==== DATA ROWS ====
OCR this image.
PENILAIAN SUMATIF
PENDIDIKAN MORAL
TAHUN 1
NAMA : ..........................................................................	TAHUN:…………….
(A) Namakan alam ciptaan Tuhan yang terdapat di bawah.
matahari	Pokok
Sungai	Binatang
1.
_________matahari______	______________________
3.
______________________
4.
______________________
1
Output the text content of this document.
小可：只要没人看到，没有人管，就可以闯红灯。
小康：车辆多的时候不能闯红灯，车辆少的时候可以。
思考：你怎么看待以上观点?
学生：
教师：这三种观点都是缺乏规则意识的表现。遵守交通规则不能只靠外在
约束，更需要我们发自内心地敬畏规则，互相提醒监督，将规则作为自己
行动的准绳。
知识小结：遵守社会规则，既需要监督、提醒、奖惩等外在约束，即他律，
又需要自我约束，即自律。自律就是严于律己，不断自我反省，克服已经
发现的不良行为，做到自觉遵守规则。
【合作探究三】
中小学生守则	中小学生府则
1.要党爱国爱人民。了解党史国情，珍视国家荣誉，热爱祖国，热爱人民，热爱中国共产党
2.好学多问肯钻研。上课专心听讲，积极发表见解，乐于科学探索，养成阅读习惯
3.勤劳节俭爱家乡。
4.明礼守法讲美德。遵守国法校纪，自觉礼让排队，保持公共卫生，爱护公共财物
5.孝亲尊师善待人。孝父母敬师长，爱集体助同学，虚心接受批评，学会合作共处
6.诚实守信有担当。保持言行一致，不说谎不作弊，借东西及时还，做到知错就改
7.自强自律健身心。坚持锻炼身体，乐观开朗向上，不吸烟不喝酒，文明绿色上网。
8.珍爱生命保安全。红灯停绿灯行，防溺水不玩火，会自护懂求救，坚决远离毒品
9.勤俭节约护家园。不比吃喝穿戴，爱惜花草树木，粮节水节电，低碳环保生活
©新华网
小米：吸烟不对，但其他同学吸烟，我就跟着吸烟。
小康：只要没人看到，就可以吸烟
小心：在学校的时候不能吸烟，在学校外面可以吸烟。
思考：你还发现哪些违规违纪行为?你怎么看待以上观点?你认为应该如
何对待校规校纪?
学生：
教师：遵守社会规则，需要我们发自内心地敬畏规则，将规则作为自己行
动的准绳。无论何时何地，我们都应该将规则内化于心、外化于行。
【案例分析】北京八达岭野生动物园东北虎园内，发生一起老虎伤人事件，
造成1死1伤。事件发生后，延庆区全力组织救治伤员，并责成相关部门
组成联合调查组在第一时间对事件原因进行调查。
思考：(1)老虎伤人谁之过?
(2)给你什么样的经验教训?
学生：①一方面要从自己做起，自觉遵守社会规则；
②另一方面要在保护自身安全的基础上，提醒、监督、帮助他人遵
====
==== DATA ROWS ====
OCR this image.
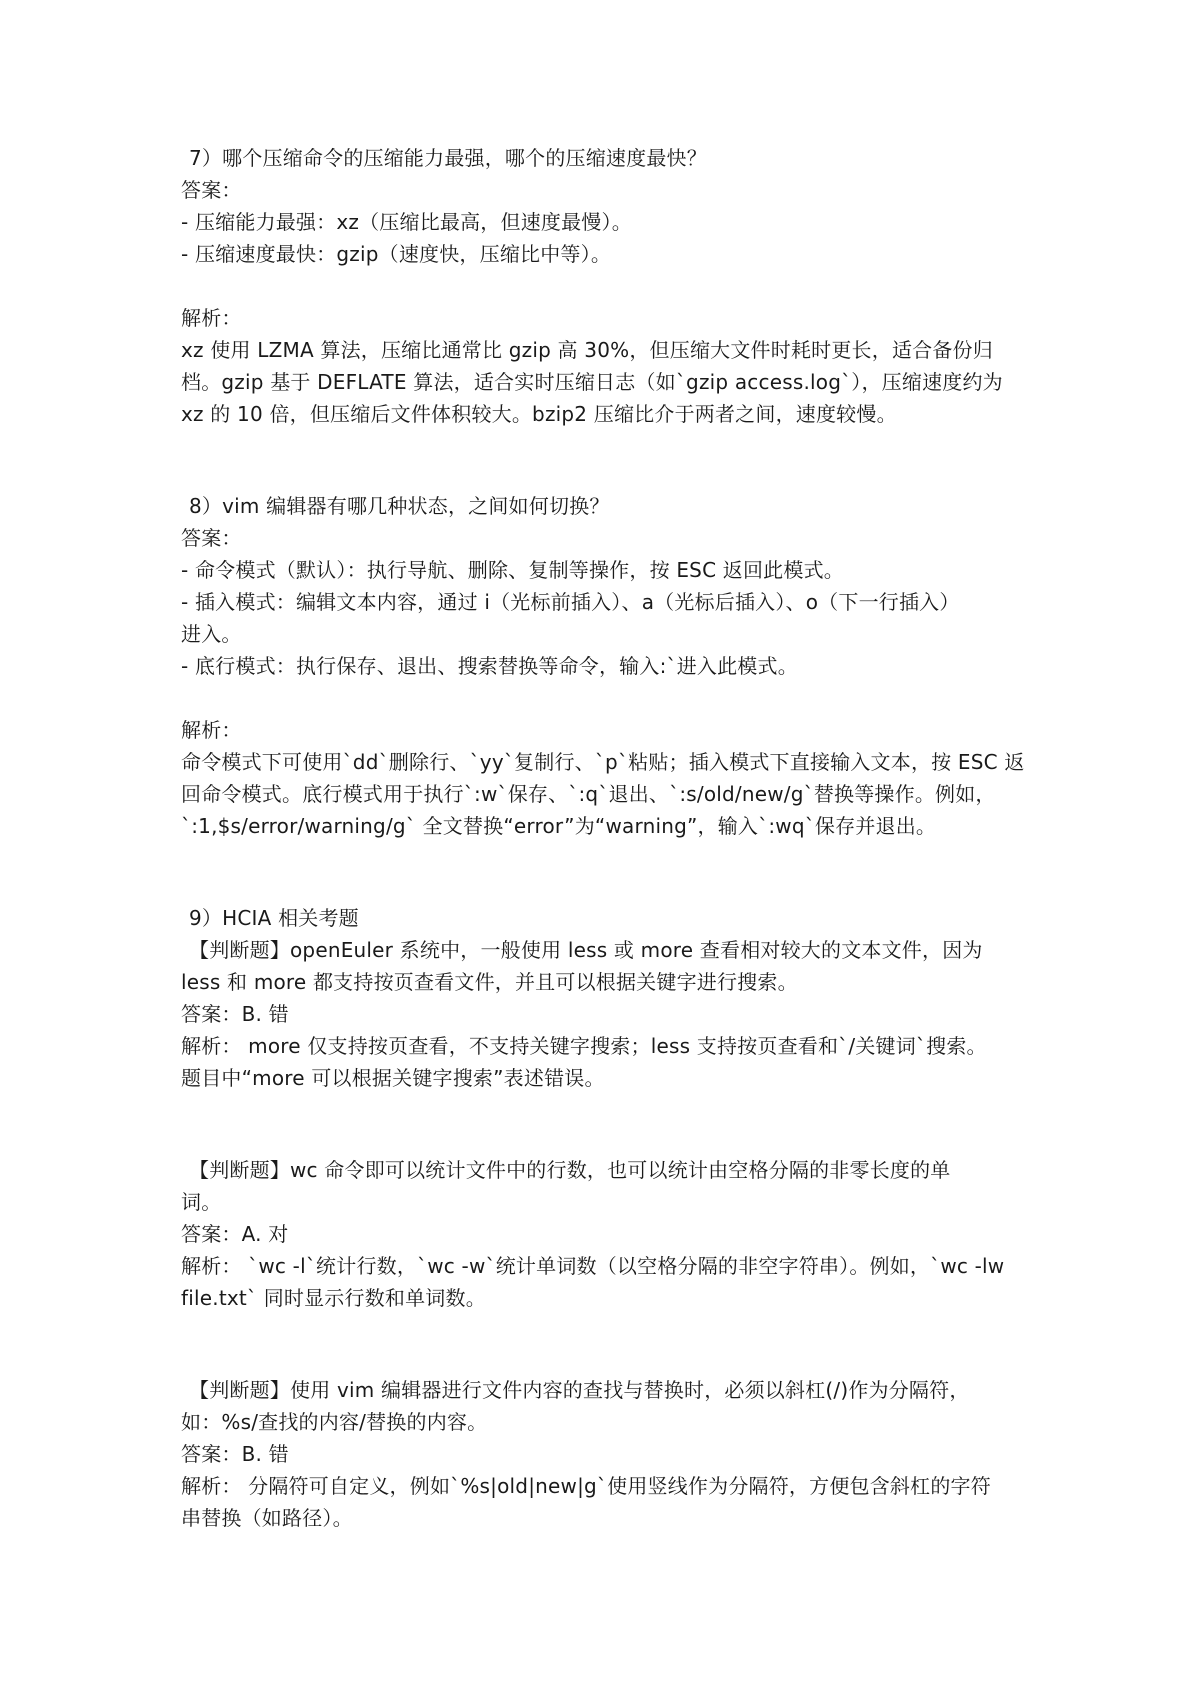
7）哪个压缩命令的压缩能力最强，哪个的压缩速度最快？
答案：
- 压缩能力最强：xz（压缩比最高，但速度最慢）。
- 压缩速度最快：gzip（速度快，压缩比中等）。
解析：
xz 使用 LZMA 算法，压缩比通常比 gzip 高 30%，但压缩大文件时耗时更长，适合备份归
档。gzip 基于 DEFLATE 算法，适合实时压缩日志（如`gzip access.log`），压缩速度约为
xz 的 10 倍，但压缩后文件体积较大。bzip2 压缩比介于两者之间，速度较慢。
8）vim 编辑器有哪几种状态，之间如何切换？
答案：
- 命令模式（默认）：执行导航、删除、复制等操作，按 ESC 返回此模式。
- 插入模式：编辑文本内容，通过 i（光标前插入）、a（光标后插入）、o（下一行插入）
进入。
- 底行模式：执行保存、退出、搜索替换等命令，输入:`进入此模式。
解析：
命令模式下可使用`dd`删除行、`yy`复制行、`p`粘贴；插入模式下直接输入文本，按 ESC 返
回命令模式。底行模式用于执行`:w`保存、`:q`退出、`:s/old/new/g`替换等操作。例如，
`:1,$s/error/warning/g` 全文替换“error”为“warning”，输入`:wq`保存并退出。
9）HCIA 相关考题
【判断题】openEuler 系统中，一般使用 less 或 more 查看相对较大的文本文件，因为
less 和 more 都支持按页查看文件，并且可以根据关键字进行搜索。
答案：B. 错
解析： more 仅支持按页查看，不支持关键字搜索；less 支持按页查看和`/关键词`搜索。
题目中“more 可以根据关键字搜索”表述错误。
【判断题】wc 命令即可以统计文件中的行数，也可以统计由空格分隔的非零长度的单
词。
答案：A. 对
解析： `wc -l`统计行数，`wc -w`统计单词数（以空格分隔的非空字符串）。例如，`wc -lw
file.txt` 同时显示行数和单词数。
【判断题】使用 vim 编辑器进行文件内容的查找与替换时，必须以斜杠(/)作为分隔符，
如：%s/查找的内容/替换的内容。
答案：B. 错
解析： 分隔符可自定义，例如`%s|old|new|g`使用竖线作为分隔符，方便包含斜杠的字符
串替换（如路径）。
====
YOUR GOAL
Copy each line of the listing that includes "只要没人看到".

TASK RESPONSE
小可：只要没人看到，没有人管，就可以闯红灯。
小康：只要没人看到，就可以吸烟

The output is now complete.